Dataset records
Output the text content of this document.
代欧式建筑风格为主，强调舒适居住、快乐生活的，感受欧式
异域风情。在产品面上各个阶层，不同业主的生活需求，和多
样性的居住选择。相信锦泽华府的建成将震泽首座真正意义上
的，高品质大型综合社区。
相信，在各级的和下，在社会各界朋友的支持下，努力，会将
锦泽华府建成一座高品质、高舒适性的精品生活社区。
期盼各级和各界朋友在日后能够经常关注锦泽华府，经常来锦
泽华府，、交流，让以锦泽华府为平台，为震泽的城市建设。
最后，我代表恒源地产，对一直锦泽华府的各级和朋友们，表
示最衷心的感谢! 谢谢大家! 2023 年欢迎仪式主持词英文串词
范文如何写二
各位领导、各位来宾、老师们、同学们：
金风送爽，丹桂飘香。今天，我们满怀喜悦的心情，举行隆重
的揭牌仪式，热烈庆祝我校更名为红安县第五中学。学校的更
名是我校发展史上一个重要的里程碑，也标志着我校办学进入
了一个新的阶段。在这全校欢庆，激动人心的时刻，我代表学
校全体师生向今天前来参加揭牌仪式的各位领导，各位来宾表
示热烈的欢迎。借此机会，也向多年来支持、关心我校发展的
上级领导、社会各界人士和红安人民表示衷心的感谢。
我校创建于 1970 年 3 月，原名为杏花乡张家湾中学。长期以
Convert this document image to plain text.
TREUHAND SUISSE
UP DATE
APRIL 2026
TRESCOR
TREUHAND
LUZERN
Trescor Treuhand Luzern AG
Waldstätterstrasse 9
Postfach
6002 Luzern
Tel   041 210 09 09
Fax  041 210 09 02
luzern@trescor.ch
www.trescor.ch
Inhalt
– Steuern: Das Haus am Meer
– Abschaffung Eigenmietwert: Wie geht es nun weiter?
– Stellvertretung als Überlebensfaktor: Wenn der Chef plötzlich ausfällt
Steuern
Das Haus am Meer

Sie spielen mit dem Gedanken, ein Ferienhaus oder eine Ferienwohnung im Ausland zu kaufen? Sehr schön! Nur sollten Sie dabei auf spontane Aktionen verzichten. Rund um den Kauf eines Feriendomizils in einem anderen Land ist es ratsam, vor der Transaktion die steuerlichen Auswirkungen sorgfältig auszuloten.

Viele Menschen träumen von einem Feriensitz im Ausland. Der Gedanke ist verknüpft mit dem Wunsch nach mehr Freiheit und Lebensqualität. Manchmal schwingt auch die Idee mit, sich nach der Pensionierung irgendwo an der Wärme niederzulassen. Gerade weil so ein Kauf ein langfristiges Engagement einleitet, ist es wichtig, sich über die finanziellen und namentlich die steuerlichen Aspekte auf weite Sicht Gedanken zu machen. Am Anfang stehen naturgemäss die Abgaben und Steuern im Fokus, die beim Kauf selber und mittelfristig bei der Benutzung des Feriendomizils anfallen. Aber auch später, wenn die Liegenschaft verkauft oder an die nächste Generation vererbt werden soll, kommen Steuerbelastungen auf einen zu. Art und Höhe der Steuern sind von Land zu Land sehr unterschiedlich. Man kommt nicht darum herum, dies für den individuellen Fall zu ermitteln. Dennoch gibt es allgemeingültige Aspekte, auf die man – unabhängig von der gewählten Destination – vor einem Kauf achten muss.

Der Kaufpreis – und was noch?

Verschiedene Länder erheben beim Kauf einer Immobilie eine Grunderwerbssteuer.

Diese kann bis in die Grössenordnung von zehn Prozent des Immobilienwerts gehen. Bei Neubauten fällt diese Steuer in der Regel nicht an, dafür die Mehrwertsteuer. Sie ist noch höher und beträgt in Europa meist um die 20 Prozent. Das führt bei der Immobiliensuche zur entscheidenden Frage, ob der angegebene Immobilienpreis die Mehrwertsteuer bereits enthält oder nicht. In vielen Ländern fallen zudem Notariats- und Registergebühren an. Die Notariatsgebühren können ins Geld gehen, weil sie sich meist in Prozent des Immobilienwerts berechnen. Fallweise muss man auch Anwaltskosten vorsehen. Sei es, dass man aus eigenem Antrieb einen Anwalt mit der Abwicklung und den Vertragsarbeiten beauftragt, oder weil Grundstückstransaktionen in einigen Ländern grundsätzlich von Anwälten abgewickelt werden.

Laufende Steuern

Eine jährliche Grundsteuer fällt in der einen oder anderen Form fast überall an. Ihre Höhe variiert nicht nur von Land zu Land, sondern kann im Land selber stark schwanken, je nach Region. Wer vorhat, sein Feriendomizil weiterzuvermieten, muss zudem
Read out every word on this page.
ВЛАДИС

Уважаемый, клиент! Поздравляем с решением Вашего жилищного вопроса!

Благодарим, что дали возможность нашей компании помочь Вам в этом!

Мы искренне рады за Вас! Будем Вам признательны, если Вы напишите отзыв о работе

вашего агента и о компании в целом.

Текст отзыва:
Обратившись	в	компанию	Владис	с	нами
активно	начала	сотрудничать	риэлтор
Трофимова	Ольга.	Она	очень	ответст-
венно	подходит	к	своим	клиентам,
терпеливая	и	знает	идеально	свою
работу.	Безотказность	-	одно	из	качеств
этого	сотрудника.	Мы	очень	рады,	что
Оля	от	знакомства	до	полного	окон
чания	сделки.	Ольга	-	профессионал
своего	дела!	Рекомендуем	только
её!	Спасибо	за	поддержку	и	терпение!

The problem
Working from the material above, retype it in its entirety without change.

Final answer
Output the text content of this document.
代欧式建筑风格为主，强调舒适居住、快乐生活的，感受欧式
异域风情。在产品面上各个阶层，不同业主的生活需求，和多
样性的居住选择。相信锦泽华府的建成将震泽首座真正意义上
的，高品质大型综合社区。
相信，在各级的和下，在社会各界朋友的支持下，努力，会将
锦泽华府建成一座高品质、高舒适性的精品生活社区。
期盼各级和各界朋友在日后能够经常关注锦泽华府，经常来锦
泽华府，、交流，让以锦泽华府为平台，为震泽的城市建设。
最后，我代表恒源地产，对一直锦泽华府的各级和朋友们，表
示最衷心的感谢! 谢谢大家! 2023 年欢迎仪式主持词英文串词
范文如何写二
各位领导、各位来宾、老师们、同学们：
金风送爽，丹桂飘香。今天，我们满怀喜悦的心情，举行隆重
的揭牌仪式，热烈庆祝我校更名为红安县第五中学。学校的更
名是我校发展史上一个重要的里程碑，也标志着我校办学进入
了一个新的阶段。在这全校欢庆，激动人心的时刻，我代表学
校全体师生向今天前来参加揭牌仪式的各位领导，各位来宾表
示热烈的欢迎。借此机会，也向多年来支持、关心我校发展的
上级领导、社会各界人士和红安人民表示衷心的感谢。
我校创建于 1970 年 3 月，原名为杏花乡张家湾中学。长期以
Convert this document image to plain text.
TREUHAND SUISSE
UP DATE
APRIL 2026
TRESCOR
TREUHAND
LUZERN
Trescor Treuhand Luzern AG
Waldstätterstrasse 9
Postfach
6002 Luzern
Tel   041 210 09 09
Fax  041 210 09 02
luzern@trescor.ch
www.trescor.ch
Inhalt
– Steuern: Das Haus am Meer
– Abschaffung Eigenmietwert: Wie geht es nun weiter?
– Stellvertretung als Überlebensfaktor: Wenn der Chef plötzlich ausfällt
Steuern
Das Haus am Meer

Sie spielen mit dem Gedanken, ein Ferienhaus oder eine Ferienwohnung im Ausland zu kaufen? Sehr schön! Nur sollten Sie dabei auf spontane Aktionen verzichten. Rund um den Kauf eines Feriendomizils in einem anderen Land ist es ratsam, vor der Transaktion die steuerlichen Auswirkungen sorgfältig auszuloten.

Viele Menschen träumen von einem Feriensitz im Ausland. Der Gedanke ist verknüpft mit dem Wunsch nach mehr Freiheit und Lebensqualität. Manchmal schwingt auch die Idee mit, sich nach der Pensionierung irgendwo an der Wärme niederzulassen. Gerade weil so ein Kauf ein langfristiges Engagement einleitet, ist es wichtig, sich über die finanziellen und namentlich die steuerlichen Aspekte auf weite Sicht Gedanken zu machen. Am Anfang stehen naturgemäss die Abgaben und Steuern im Fokus, die beim Kauf selber und mittelfristig bei der Benutzung des Feriendomizils anfallen. Aber auch später, wenn die Liegenschaft verkauft oder an die nächste Generation vererbt werden soll, kommen Steuerbelastungen auf einen zu. Art und Höhe der Steuern sind von Land zu Land sehr unterschiedlich. Man kommt nicht darum herum, dies für den individuellen Fall zu ermitteln. Dennoch gibt es allgemeingültige Aspekte, auf die man – unabhängig von der gewählten Destination – vor einem Kauf achten muss.

Der Kaufpreis – und was noch?

Verschiedene Länder erheben beim Kauf einer Immobilie eine Grunderwerbssteuer.

Diese kann bis in die Grössenordnung von zehn Prozent des Immobilienwerts gehen. Bei Neubauten fällt diese Steuer in der Regel nicht an, dafür die Mehrwertsteuer. Sie ist noch höher und beträgt in Europa meist um die 20 Prozent. Das führt bei der Immobiliensuche zur entscheidenden Frage, ob der angegebene Immobilienpreis die Mehrwertsteuer bereits enthält oder nicht. In vielen Ländern fallen zudem Notariats- und Registergebühren an. Die Notariatsgebühren können ins Geld gehen, weil sie sich meist in Prozent des Immobilienwerts berechnen. Fallweise muss man auch Anwaltskosten vorsehen. Sei es, dass man aus eigenem Antrieb einen Anwalt mit der Abwicklung und den Vertragsarbeiten beauftragt, oder weil Grundstückstransaktionen in einigen Ländern grundsätzlich von Anwälten abgewickelt werden.

Laufende Steuern

Eine jährliche Grundsteuer fällt in der einen oder anderen Form fast überall an. Ihre Höhe variiert nicht nur von Land zu Land, sondern kann im Land selber stark schwanken, je nach Region. Wer vorhat, sein Feriendomizil weiterzuvermieten, muss zudem
Read out every word on this page.
ВЛАДИС

Уважаемый, клиент! Поздравляем с решением Вашего жилищного вопроса!

Благодарим, что дали возможность нашей компании помочь Вам в этом!

Мы искренне рады за Вас! Будем Вам признательны, если Вы напишите отзыв о работе

вашего агента и о компании в целом.

Текст отзыва:
Обратившись	в	компанию	Владис	с	нами
активно	начала	сотрудничать	риэлтор
Трофимова	Ольга.	Она	очень	ответст-
венно	подходит	к	своим	клиентам,
терпеливая	и	знает	идеально	свою
работу.	Безотказность	-	одно	из	качеств
этого	сотрудника.	Мы	очень	рады,	что
Оля	от	знакомства	до	полного	окон
чания	сделки.	Ольга	-	профессионал
своего	дела!	Рекомендуем	только
её!	Спасибо	за	поддержку	и	терпение!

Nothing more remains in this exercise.